◆ EXERCISE REQUIREMENTS ◆
Pick out every row below that contains the string "result", and copy each such row in full. Case counts.

◆ LISTING ◆
** start **

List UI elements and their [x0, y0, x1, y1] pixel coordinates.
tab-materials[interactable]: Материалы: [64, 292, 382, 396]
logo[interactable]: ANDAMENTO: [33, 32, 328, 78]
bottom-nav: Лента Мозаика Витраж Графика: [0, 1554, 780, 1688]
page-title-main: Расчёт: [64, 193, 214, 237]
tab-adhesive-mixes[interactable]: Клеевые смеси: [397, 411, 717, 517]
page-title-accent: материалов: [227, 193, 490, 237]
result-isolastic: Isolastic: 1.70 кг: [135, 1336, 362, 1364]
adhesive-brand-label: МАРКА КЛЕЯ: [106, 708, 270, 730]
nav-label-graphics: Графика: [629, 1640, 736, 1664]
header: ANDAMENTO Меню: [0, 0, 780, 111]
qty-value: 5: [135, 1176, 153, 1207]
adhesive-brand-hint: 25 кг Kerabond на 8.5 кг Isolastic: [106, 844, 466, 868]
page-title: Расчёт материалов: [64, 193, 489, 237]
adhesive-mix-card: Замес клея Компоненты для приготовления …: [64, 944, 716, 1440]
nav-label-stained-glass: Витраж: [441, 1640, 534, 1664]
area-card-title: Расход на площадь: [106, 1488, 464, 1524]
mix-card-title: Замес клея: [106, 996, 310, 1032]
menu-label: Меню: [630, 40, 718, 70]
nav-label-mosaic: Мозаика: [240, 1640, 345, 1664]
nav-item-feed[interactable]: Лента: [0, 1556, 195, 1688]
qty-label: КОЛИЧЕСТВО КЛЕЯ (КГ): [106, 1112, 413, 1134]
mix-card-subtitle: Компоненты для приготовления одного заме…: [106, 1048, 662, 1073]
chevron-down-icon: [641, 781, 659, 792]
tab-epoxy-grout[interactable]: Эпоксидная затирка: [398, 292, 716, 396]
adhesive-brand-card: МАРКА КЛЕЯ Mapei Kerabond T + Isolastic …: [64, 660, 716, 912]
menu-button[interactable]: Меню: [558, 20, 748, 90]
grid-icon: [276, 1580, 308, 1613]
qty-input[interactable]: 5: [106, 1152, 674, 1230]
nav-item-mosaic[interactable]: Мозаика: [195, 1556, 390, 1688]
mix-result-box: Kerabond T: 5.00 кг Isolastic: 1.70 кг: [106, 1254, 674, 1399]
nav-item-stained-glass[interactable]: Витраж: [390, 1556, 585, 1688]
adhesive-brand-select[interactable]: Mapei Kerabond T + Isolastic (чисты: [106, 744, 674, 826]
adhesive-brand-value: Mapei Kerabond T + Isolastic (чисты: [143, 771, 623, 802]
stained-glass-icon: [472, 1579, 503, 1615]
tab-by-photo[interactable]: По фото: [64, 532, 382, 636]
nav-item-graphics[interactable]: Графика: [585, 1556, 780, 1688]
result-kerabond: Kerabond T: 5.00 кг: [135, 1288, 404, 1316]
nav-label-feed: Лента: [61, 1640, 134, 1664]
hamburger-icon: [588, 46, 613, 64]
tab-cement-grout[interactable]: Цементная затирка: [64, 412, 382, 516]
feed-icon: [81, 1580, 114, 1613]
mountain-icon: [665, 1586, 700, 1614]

** end **

◆ REPLY ◆
result-isolastic: Isolastic: 1.70 кг: [135, 1336, 362, 1364]
mix-result-box: Kerabond T: 5.00 кг Isolastic: 1.70 кг: [106, 1254, 674, 1399]
result-kerabond: Kerabond T: 5.00 кг: [135, 1288, 404, 1316]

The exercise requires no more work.